- Direction: Scan the material that follows. Copy every line containing the word "kantonalen".

- Material provided:

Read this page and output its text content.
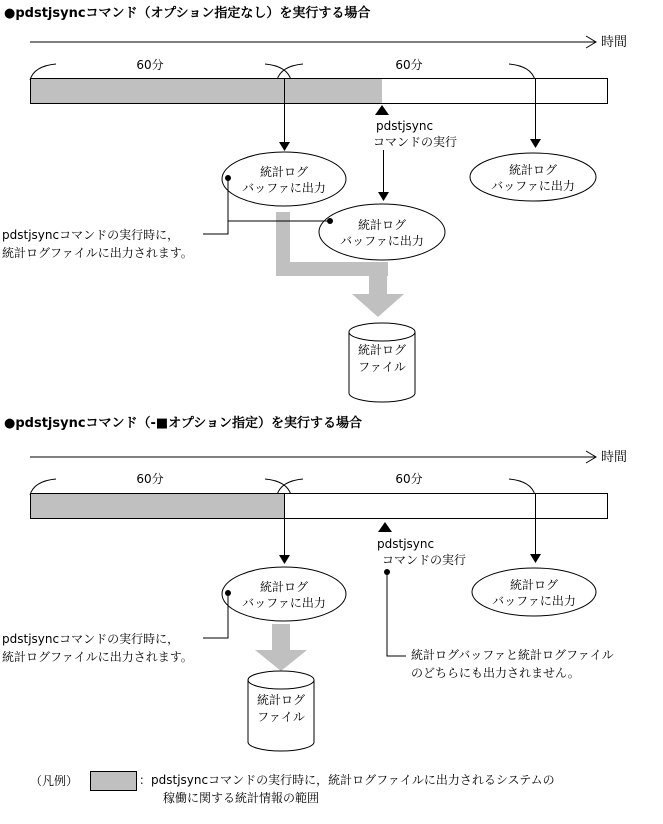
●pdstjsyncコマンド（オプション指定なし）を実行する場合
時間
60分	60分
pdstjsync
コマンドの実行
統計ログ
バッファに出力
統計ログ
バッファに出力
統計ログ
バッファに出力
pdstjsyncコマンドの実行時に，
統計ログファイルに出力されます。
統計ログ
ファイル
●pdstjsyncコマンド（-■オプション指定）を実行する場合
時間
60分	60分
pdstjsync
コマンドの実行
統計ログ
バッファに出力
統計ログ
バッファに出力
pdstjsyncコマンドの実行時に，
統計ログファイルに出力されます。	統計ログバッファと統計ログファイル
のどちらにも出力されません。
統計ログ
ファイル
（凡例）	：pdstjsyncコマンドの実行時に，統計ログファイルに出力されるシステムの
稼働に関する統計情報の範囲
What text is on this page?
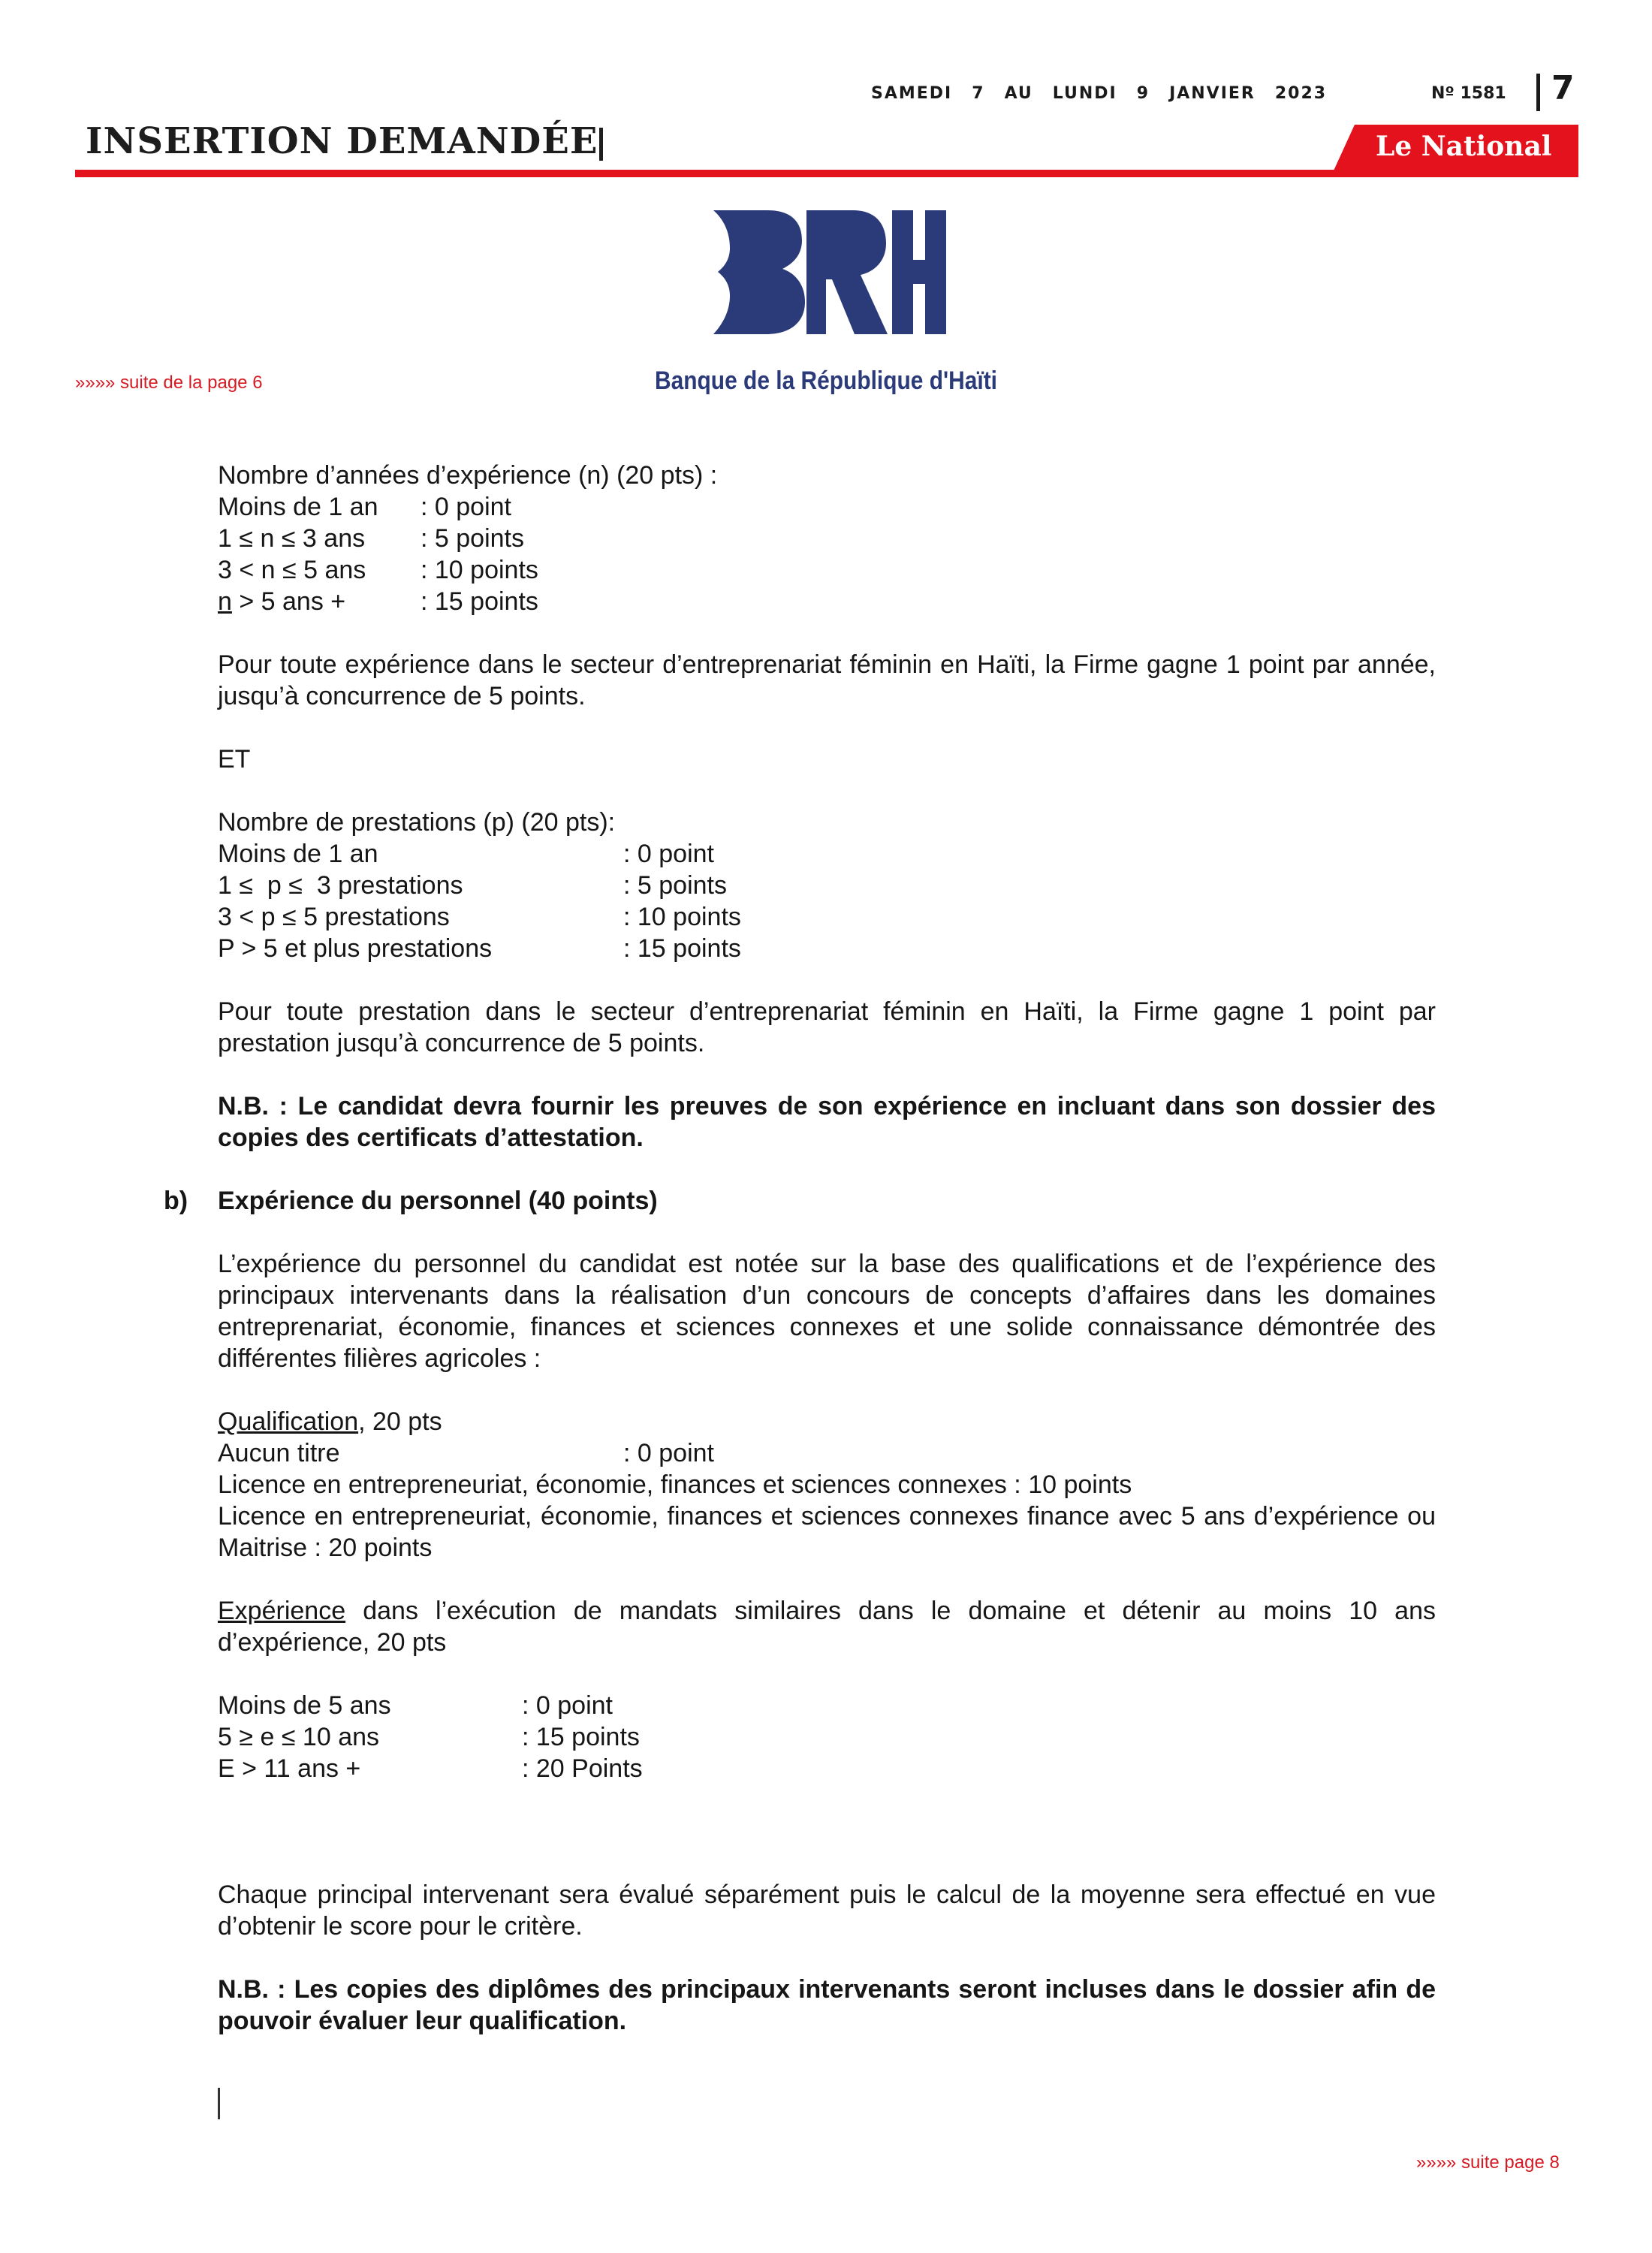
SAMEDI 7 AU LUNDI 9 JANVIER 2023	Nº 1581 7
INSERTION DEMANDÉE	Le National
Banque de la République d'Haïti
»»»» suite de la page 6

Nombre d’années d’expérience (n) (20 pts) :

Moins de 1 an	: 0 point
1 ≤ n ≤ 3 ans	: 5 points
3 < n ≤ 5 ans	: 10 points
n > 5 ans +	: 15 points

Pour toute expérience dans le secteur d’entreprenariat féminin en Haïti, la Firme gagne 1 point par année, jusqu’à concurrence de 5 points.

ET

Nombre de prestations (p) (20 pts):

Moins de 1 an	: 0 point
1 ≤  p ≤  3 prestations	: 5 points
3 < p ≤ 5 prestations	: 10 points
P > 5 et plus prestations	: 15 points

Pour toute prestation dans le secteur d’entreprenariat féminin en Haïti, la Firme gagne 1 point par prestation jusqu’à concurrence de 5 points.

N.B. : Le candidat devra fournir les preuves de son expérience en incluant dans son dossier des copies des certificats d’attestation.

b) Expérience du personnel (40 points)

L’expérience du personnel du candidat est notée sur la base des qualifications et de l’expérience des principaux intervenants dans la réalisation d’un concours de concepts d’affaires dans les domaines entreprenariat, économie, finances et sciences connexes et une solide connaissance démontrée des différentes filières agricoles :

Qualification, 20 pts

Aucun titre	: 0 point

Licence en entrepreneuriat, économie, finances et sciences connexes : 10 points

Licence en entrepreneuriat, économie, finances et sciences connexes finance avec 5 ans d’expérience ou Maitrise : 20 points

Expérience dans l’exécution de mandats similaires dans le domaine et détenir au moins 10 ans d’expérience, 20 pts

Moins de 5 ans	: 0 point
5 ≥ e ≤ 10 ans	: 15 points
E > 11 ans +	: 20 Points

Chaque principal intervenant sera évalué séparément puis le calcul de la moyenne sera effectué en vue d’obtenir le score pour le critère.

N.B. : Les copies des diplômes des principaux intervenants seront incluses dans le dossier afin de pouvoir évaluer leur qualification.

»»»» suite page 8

* * *

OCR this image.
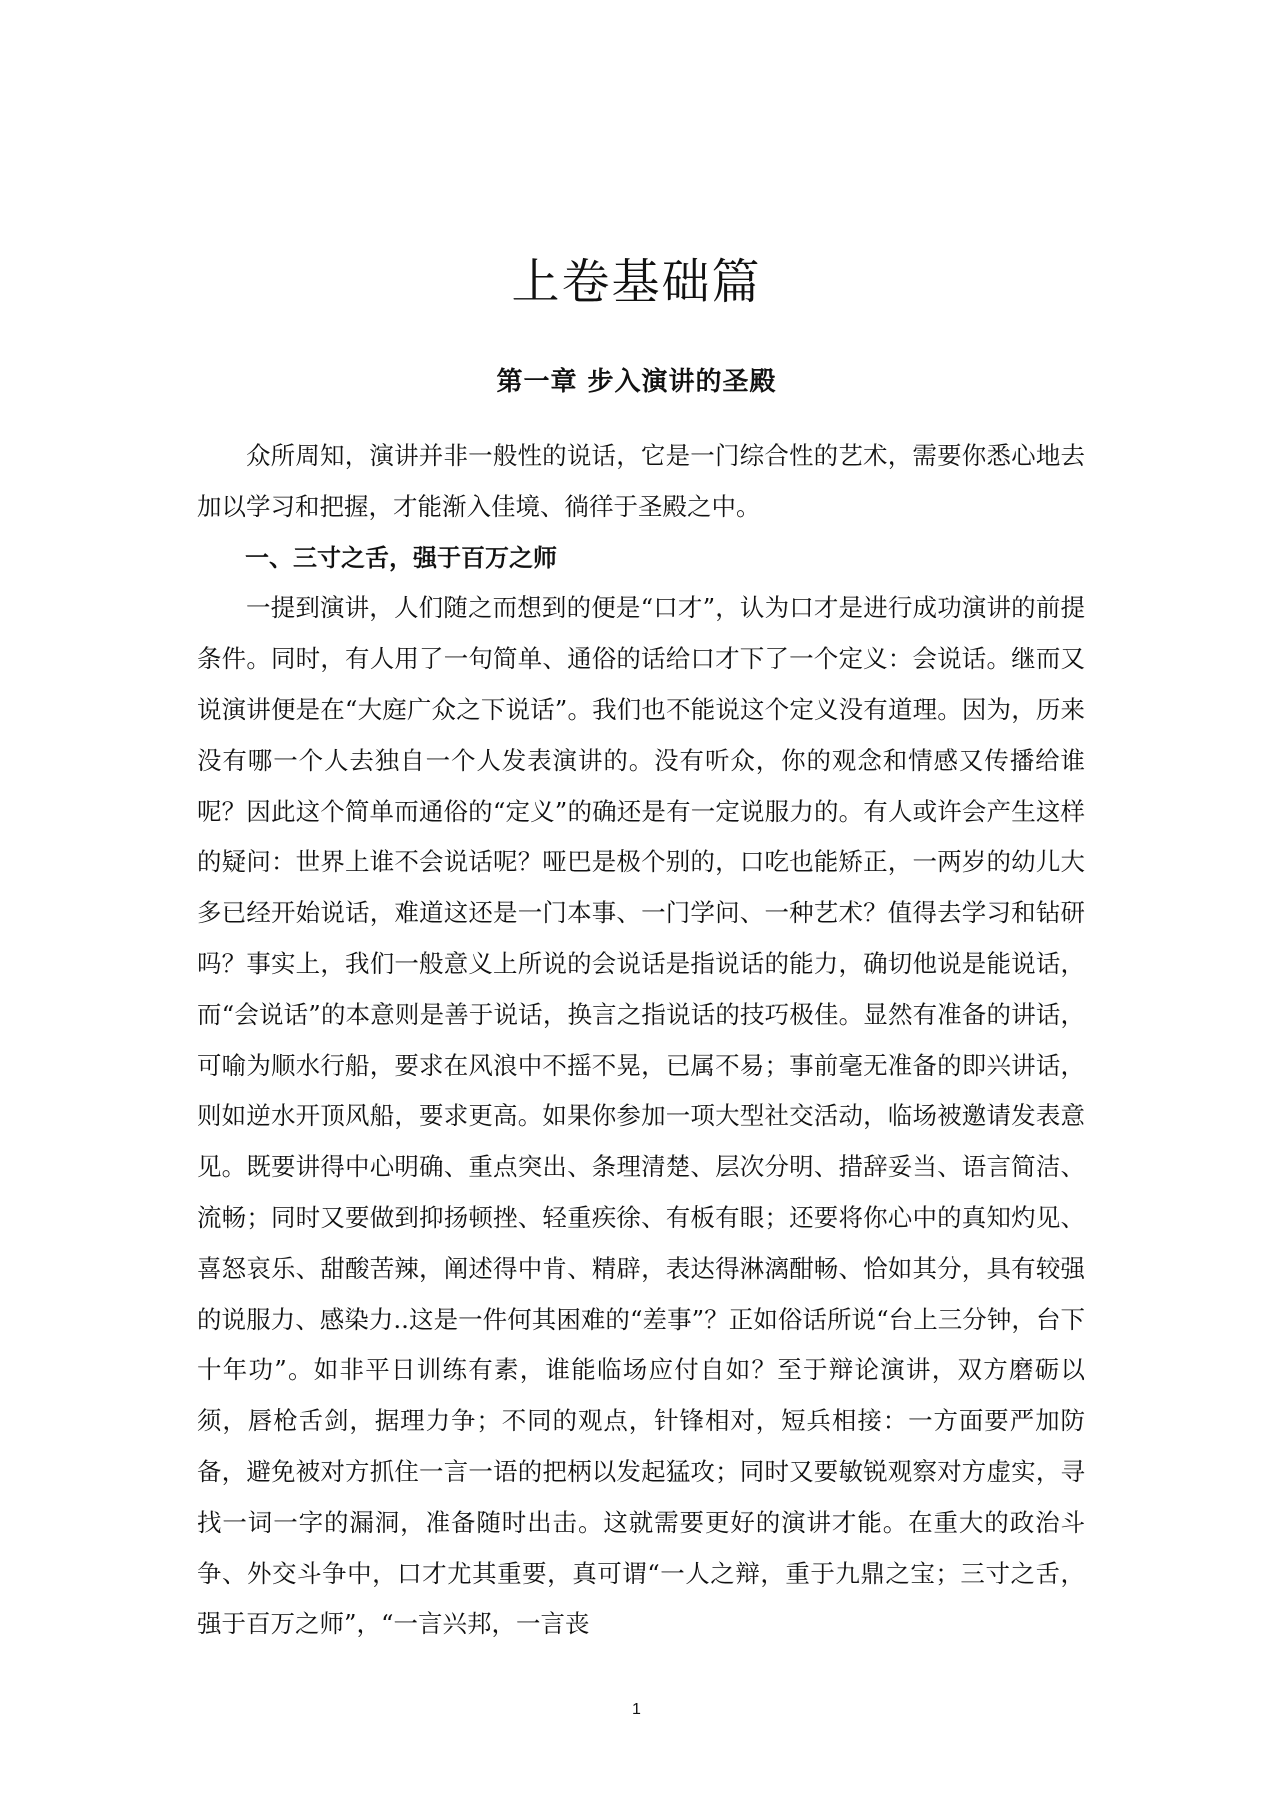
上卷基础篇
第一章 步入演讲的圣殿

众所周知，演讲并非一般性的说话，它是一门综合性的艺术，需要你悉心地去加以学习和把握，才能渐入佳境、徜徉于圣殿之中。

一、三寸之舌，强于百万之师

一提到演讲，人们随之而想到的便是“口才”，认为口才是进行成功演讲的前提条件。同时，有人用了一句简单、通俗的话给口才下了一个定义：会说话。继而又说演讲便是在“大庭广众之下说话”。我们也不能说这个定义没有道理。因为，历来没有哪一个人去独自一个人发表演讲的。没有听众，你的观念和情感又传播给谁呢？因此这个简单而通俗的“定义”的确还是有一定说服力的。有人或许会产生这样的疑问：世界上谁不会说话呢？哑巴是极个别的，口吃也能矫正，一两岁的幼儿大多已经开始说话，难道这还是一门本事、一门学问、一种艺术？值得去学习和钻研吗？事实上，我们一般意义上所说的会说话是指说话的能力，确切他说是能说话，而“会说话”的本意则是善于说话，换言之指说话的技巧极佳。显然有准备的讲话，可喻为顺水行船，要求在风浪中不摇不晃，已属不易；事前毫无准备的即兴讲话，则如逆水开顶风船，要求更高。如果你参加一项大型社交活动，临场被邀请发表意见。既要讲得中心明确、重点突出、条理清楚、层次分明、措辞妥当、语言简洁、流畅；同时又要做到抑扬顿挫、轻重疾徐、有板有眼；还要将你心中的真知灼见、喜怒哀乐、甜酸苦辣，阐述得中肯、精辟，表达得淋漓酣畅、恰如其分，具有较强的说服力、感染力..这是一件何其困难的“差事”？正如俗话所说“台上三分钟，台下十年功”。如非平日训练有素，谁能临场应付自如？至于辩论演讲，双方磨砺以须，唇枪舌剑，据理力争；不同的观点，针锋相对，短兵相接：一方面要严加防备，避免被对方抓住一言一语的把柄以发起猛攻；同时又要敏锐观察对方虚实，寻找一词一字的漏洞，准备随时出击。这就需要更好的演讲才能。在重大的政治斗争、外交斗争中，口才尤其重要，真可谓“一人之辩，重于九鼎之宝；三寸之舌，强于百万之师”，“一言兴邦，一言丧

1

* * *

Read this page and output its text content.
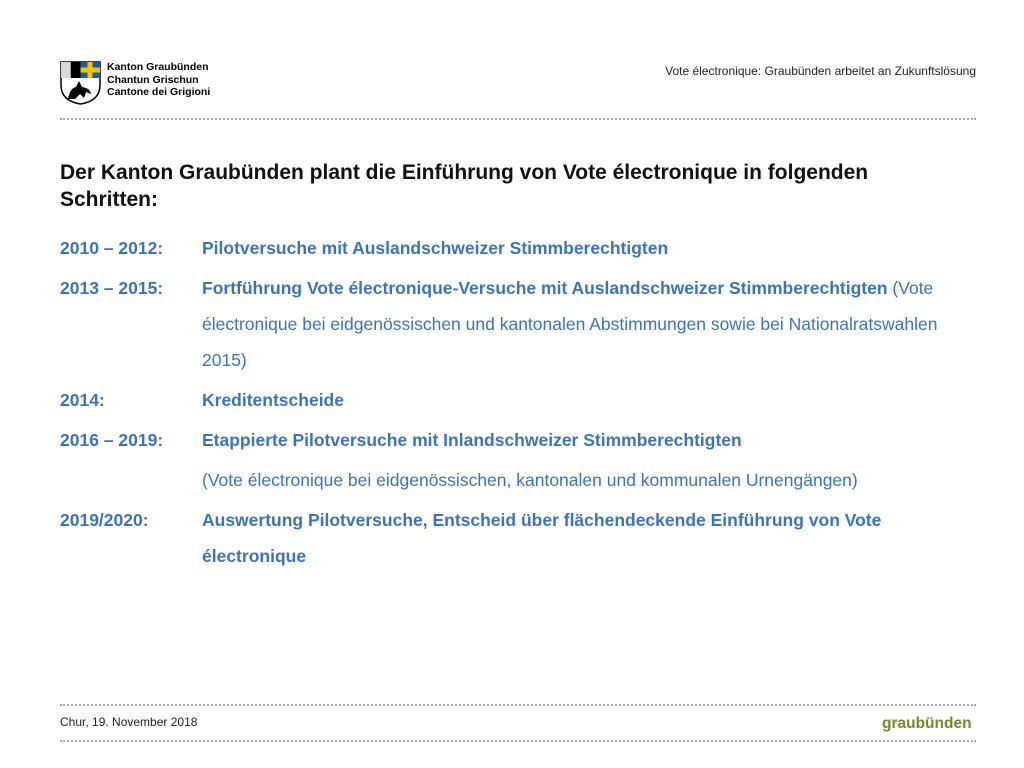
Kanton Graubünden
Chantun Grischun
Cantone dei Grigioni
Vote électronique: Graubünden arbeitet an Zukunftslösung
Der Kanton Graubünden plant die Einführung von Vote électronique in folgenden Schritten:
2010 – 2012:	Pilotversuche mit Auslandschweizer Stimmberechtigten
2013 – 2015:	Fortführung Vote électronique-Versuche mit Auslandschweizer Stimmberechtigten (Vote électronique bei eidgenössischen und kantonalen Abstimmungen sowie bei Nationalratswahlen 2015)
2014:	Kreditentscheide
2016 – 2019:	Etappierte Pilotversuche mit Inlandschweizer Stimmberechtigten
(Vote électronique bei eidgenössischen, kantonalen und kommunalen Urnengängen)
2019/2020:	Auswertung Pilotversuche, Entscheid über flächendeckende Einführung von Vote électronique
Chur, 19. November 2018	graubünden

- Answer for this exercise:
2013 – 2015:	Fortführung Vote électronique-Versuche mit Auslandschweizer Stimmberechtigten (Vote électronique bei eidgenössischen und kantonalen Abstimmungen sowie bei Nationalratswahlen 2015)
(Vote électronique bei eidgenössischen, kantonalen und kommunalen Urnengängen)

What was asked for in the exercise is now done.